● Required work:
The entries are to be returned exactly, with images left out.
>> BEGIN
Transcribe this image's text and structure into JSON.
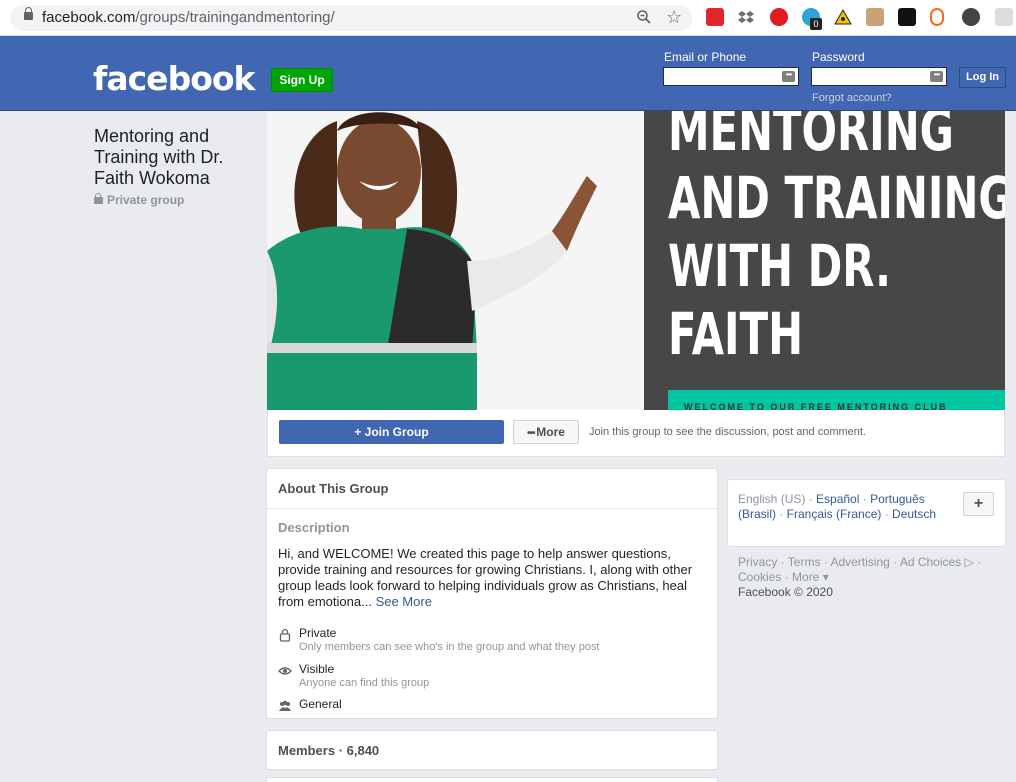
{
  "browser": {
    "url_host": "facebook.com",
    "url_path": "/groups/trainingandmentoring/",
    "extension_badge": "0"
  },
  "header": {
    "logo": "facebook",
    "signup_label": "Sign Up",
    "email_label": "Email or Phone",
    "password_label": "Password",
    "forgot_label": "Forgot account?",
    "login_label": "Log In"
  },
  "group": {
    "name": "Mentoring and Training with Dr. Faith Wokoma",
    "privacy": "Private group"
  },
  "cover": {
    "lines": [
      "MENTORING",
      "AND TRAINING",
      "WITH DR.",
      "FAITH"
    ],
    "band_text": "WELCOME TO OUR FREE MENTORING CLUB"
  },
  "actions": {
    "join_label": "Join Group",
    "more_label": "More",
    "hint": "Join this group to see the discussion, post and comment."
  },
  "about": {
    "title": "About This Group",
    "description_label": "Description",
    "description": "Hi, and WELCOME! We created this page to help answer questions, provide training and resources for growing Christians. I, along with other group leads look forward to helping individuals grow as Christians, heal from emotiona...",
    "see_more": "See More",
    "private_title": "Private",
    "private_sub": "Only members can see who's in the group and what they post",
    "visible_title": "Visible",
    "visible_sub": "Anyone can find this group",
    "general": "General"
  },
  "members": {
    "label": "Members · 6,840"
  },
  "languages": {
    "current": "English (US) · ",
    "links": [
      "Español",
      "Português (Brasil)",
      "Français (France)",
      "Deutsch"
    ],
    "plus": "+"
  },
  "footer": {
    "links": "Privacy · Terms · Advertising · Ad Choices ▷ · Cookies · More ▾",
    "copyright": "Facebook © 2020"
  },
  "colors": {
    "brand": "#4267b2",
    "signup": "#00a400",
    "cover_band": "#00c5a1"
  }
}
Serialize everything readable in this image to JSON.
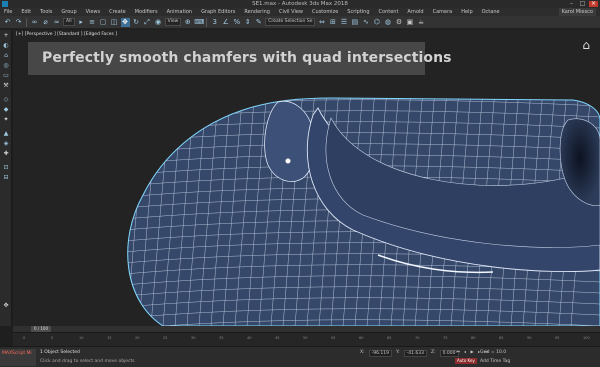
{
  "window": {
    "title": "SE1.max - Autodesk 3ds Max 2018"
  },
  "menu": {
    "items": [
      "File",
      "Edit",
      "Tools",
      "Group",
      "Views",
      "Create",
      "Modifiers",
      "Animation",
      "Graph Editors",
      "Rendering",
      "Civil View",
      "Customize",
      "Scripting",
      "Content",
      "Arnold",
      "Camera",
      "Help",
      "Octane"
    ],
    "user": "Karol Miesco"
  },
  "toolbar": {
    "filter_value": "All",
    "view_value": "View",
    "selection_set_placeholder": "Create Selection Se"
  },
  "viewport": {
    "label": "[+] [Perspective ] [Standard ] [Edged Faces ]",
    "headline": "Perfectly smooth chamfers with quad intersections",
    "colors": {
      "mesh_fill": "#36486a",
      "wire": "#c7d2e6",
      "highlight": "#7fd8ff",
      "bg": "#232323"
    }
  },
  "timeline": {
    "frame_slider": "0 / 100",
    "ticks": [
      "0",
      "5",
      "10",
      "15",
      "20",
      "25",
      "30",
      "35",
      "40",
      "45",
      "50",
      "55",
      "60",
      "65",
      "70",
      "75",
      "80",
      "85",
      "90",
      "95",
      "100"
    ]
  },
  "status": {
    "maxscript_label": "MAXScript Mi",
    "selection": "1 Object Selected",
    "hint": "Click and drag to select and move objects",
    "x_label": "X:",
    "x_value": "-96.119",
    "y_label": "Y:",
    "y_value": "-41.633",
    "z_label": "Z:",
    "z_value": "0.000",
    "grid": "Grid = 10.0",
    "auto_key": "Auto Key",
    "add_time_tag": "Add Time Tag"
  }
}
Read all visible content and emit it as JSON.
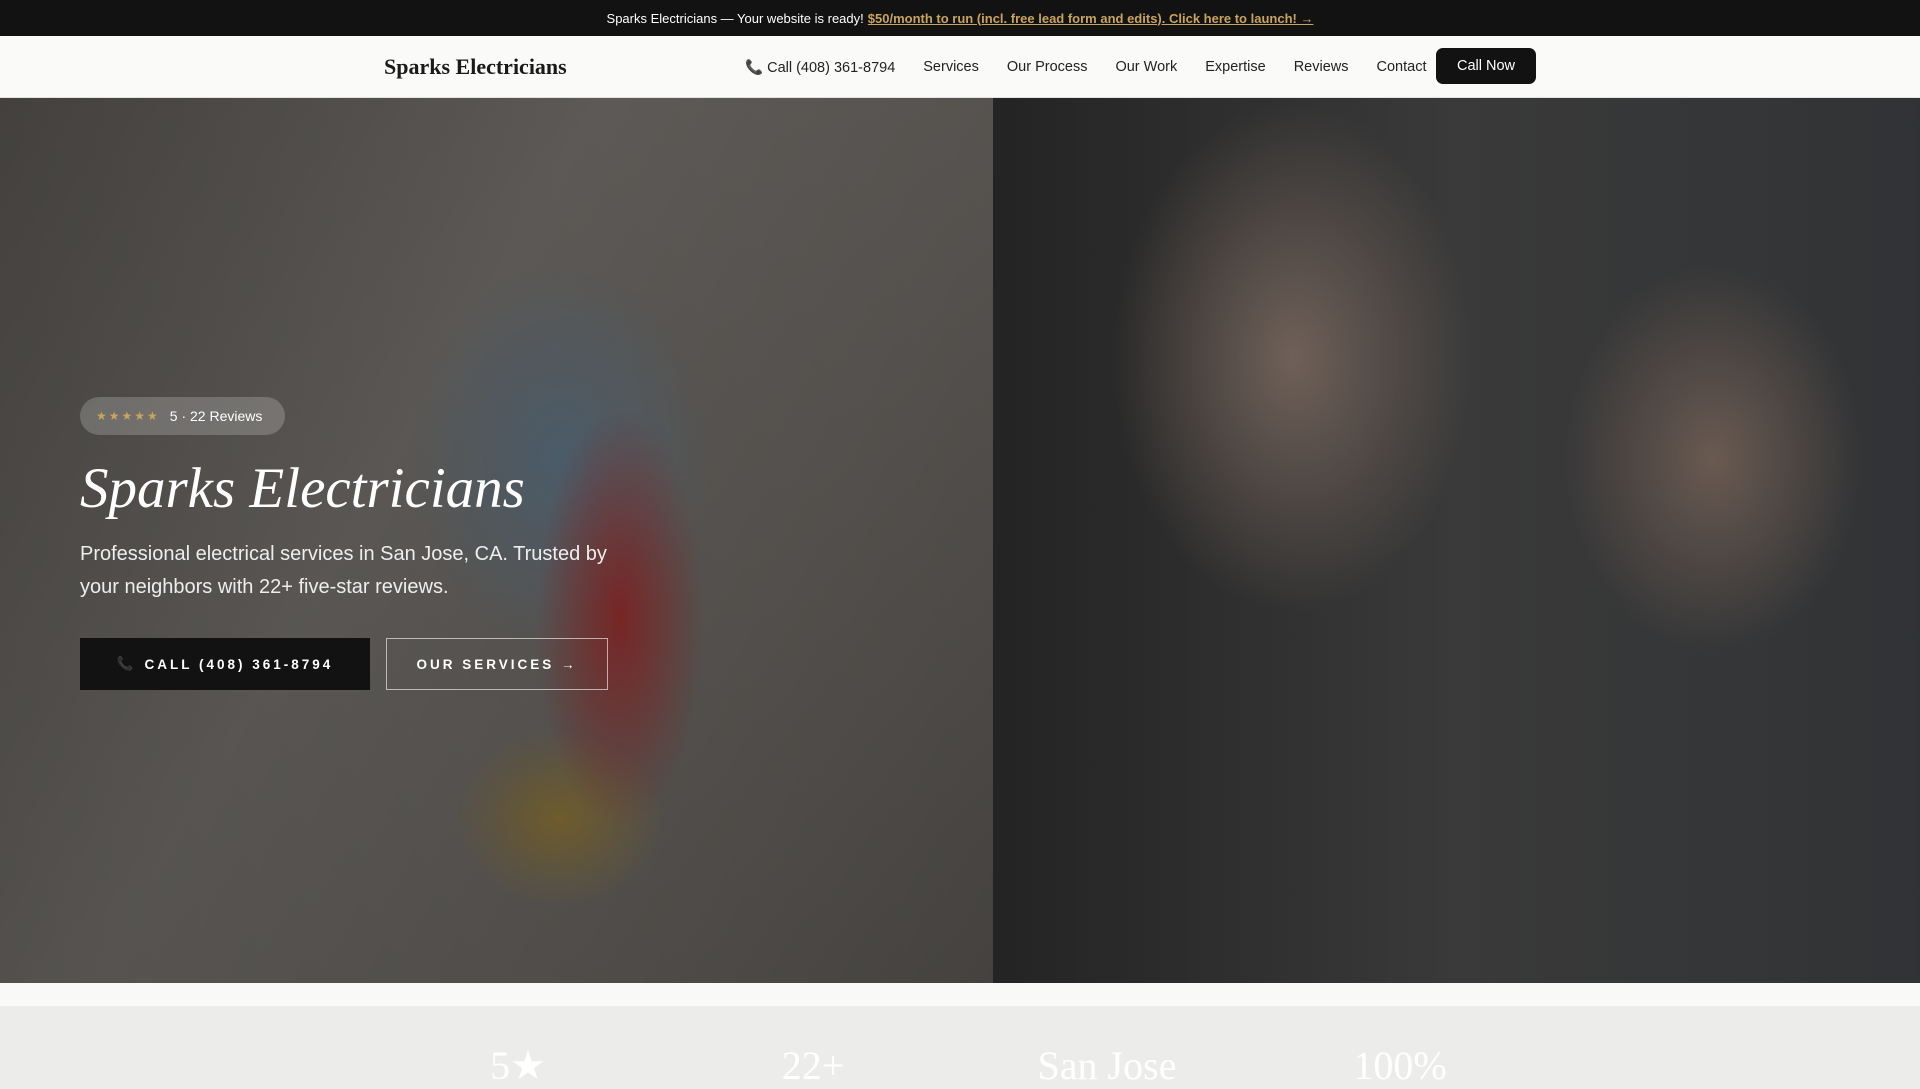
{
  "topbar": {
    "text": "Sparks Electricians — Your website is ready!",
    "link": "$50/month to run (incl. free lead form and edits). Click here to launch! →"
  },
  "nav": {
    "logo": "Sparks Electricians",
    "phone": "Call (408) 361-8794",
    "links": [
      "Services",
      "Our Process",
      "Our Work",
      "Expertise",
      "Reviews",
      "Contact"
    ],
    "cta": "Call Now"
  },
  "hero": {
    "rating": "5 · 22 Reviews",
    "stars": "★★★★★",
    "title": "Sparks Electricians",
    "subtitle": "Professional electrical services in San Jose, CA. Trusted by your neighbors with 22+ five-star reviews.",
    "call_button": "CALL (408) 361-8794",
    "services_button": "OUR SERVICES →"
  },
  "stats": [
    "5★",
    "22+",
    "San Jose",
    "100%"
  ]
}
>> END
● Result:
Transcribe this image's text and structure into JSON.
{
  "browser": {
    "url_host": "facebook.com",
    "url_path": "/groups/trainingandmentoring/",
    "extension_badge": "0"
  },
  "header": {
    "logo": "facebook",
    "signup_label": "Sign Up",
    "email_label": "Email or Phone",
    "password_label": "Password",
    "forgot_label": "Forgot account?",
    "login_label": "Log In"
  },
  "group": {
    "name": "Mentoring and Training with Dr. Faith Wokoma",
    "privacy": "Private group"
  },
  "cover": {
    "lines": [
      "MENTORING",
      "AND TRAINING",
      "WITH DR.",
      "FAITH"
    ],
    "band_text": "WELCOME TO OUR FREE MENTORING CLUB"
  },
  "actions": {
    "join_label": "Join Group",
    "more_label": "More",
    "hint": "Join this group to see the discussion, post and comment."
  },
  "about": {
    "title": "About This Group",
    "description_label": "Description",
    "description": "Hi, and WELCOME! We created this page to help answer questions, provide training and resources for growing Christians. I, along with other group leads look forward to helping individuals grow as Christians, heal from emotiona...",
    "see_more": "See More",
    "private_title": "Private",
    "private_sub": "Only members can see who's in the group and what they post",
    "visible_title": "Visible",
    "visible_sub": "Anyone can find this group",
    "general": "General"
  },
  "members": {
    "label": "Members · 6,840"
  },
  "languages": {
    "current": "English (US) · ",
    "links": [
      "Español",
      "Português (Brasil)",
      "Français (France)",
      "Deutsch"
    ],
    "plus": "+"
  },
  "footer": {
    "links": "Privacy · Terms · Advertising · Ad Choices ▷ · Cookies · More ▾",
    "copyright": "Facebook © 2020"
  },
  "colors": {
    "brand": "#4267b2",
    "signup": "#00a400",
    "cover_band": "#00c5a1"
  }
}
Serialize everything readable in this image to JSON.
{
  "window": {
    "title": "SE1.max - Autodesk 3ds Max 2018"
  },
  "menu": {
    "items": [
      "File",
      "Edit",
      "Tools",
      "Group",
      "Views",
      "Create",
      "Modifiers",
      "Animation",
      "Graph Editors",
      "Rendering",
      "Civil View",
      "Customize",
      "Scripting",
      "Content",
      "Arnold",
      "Camera",
      "Help",
      "Octane"
    ],
    "user": "Karol Miesco"
  },
  "toolbar": {
    "filter_value": "All",
    "view_value": "View",
    "selection_set_placeholder": "Create Selection Se"
  },
  "viewport": {
    "label": "[+] [Perspective ] [Standard ] [Edged Faces ]",
    "headline": "Perfectly smooth chamfers with quad intersections",
    "colors": {
      "mesh_fill": "#36486a",
      "wire": "#c7d2e6",
      "highlight": "#7fd8ff",
      "bg": "#232323"
    }
  },
  "timeline": {
    "frame_slider": "0 / 100",
    "ticks": [
      "0",
      "5",
      "10",
      "15",
      "20",
      "25",
      "30",
      "35",
      "40",
      "45",
      "50",
      "55",
      "60",
      "65",
      "70",
      "75",
      "80",
      "85",
      "90",
      "95",
      "100"
    ]
  },
  "status": {
    "maxscript_label": "MAXScript Mi",
    "selection": "1 Object Selected",
    "hint": "Click and drag to select and move objects",
    "x_label": "X:",
    "x_value": "-96.119",
    "y_label": "Y:",
    "y_value": "-41.633",
    "z_label": "Z:",
    "z_value": "0.000",
    "grid": "Grid = 10.0",
    "auto_key": "Auto Key",
    "add_time_tag": "Add Time Tag"
  }
}
Read all visible content and emit it as JSON.
{
  "topbar": {
    "text": "Sparks Electricians — Your website is ready!",
    "link": "$50/month to run (incl. free lead form and edits). Click here to launch! →"
  },
  "nav": {
    "logo": "Sparks Electricians",
    "phone": "Call (408) 361-8794",
    "links": [
      "Services",
      "Our Process",
      "Our Work",
      "Expertise",
      "Reviews",
      "Contact"
    ],
    "cta": "Call Now"
  },
  "hero": {
    "rating": "5 · 22 Reviews",
    "stars": "★★★★★",
    "title": "Sparks Electricians",
    "subtitle": "Professional electrical services in San Jose, CA. Trusted by your neighbors with 22+ five-star reviews.",
    "call_button": "CALL (408) 361-8794",
    "services_button": "OUR SERVICES →"
  },
  "stats": [
    "5★",
    "22+",
    "San Jose",
    "100%"
  ]
}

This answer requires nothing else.